In the entries below, the word "labels" appears on some lines. Copy each of those lines.

═══ Dataset extract

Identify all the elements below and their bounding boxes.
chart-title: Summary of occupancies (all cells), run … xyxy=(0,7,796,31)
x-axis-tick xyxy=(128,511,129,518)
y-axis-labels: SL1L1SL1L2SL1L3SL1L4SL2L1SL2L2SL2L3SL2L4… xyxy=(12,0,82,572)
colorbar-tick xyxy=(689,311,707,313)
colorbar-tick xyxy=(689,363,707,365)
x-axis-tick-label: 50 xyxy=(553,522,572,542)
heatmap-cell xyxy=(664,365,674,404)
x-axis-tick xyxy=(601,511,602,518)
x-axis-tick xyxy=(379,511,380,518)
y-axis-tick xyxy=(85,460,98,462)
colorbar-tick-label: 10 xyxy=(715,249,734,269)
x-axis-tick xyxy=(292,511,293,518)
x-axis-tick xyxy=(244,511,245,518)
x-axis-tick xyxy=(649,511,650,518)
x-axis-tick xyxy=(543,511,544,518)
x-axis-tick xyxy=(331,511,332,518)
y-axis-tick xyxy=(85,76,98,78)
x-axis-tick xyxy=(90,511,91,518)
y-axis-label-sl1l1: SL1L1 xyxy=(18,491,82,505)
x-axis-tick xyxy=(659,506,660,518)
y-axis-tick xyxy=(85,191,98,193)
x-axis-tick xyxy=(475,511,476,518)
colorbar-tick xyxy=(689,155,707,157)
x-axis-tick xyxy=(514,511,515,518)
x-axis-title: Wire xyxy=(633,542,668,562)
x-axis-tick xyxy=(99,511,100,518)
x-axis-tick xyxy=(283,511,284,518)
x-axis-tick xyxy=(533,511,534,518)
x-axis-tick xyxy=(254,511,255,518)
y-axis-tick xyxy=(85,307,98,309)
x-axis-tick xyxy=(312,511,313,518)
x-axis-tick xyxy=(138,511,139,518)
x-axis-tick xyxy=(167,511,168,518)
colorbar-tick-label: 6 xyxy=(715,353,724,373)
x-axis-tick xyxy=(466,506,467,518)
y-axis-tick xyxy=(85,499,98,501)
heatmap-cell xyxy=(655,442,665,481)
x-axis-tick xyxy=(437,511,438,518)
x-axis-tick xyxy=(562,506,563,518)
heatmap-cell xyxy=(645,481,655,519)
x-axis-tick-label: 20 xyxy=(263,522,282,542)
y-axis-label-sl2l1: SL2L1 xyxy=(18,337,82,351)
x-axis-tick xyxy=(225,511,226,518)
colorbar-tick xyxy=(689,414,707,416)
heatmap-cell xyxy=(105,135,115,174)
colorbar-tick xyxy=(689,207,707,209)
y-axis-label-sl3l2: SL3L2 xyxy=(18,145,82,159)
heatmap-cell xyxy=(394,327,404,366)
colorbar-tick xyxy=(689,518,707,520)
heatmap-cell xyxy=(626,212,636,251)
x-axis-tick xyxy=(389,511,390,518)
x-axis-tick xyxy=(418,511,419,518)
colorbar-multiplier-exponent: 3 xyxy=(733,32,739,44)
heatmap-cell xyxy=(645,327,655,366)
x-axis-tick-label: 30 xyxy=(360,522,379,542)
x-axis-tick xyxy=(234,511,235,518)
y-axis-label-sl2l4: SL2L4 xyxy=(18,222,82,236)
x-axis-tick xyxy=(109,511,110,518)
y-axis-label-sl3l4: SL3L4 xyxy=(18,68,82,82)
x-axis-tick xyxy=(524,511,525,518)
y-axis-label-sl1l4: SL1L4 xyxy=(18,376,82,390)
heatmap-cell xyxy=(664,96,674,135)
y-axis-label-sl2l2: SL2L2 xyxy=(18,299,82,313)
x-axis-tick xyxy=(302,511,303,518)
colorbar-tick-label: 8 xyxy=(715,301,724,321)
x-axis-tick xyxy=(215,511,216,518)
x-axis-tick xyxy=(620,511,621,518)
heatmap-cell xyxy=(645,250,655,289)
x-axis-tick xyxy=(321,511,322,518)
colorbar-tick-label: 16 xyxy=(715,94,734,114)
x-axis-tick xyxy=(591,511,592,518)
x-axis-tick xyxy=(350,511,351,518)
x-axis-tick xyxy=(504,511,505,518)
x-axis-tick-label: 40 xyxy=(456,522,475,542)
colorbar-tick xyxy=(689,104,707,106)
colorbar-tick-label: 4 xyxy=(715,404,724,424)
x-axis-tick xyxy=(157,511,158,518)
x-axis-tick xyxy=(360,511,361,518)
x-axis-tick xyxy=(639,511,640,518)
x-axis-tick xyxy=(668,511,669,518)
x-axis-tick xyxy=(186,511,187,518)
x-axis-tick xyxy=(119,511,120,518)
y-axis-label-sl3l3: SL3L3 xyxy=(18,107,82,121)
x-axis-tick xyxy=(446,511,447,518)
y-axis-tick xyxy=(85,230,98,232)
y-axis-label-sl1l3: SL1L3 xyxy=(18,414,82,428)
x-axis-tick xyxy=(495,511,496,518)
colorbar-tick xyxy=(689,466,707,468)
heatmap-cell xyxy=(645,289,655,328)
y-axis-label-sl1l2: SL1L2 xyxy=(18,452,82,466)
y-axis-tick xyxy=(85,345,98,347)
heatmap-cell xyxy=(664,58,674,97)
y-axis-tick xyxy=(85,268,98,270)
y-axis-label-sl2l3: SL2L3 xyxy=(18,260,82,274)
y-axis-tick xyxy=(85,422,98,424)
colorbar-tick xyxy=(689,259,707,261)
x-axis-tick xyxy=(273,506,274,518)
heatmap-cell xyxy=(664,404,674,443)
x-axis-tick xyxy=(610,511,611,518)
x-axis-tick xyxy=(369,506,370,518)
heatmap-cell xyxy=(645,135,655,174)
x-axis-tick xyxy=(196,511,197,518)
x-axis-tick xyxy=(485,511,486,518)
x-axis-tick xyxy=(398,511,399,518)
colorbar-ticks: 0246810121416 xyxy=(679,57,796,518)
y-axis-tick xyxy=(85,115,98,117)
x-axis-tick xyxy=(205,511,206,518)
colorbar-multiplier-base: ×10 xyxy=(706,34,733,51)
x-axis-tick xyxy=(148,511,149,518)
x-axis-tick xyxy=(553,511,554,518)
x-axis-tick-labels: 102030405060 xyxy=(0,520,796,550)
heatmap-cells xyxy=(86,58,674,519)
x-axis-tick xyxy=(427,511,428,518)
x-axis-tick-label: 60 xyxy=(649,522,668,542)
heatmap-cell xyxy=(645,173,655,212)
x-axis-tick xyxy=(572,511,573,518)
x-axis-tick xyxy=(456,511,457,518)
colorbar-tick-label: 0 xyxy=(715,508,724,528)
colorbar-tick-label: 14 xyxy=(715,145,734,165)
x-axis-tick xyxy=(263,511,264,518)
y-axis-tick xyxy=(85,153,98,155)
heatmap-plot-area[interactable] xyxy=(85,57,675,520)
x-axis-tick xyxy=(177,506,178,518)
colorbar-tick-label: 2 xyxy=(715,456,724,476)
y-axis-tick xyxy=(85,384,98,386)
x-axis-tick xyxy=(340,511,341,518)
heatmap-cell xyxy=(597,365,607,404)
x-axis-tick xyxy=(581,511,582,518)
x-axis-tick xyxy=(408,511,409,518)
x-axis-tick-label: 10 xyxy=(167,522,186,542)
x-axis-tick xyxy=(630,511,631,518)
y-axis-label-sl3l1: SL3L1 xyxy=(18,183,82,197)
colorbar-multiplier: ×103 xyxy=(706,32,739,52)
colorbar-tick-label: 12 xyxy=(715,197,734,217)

══════

Exercise solution.
y-axis-labels: SL1L1SL1L2SL1L3SL1L4SL2L1SL2L2SL2L3SL2L4… xyxy=(12,0,82,572)
x-axis-tick-labels: 102030405060 xyxy=(0,520,796,550)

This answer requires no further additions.